» **The exercise**:
Look through the lines and report how many include the word "least", giving nothing but the number.
--------------------
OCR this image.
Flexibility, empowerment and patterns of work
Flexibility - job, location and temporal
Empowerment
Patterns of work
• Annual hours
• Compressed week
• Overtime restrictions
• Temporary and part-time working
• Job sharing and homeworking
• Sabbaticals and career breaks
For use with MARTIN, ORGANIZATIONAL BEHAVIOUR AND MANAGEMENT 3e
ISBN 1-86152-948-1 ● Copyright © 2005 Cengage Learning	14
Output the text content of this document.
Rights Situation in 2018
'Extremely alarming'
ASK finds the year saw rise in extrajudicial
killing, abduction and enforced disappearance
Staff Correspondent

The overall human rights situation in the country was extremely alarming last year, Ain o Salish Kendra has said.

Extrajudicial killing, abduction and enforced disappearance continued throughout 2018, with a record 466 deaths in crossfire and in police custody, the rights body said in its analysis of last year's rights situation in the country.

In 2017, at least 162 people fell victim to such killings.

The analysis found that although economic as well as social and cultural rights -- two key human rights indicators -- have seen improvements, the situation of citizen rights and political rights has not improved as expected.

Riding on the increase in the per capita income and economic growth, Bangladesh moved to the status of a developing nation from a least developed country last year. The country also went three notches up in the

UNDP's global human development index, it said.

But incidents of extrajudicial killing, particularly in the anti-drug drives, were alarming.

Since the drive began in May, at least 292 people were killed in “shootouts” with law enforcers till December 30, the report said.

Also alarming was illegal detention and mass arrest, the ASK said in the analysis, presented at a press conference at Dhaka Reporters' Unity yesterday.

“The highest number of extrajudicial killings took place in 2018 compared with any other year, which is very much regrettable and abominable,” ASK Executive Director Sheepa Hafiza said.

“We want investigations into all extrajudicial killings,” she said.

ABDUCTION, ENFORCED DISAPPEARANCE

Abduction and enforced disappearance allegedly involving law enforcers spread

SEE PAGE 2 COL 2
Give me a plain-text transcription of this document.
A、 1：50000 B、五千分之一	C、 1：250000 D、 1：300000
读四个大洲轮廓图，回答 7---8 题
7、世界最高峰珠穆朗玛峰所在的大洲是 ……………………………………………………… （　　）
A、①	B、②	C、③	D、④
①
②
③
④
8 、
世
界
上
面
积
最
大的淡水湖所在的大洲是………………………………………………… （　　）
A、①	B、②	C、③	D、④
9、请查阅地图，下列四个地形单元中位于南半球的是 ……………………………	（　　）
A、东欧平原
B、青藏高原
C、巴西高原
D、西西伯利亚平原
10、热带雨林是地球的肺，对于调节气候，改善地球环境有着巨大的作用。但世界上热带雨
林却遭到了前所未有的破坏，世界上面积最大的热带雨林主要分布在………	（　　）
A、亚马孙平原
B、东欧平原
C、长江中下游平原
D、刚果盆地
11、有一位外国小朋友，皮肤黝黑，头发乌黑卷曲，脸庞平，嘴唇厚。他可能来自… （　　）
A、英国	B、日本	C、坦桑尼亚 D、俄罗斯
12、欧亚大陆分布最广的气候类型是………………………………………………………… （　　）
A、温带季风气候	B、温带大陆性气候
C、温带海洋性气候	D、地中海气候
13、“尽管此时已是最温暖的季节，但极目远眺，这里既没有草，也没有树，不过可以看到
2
--------------------
» **The solution**:
3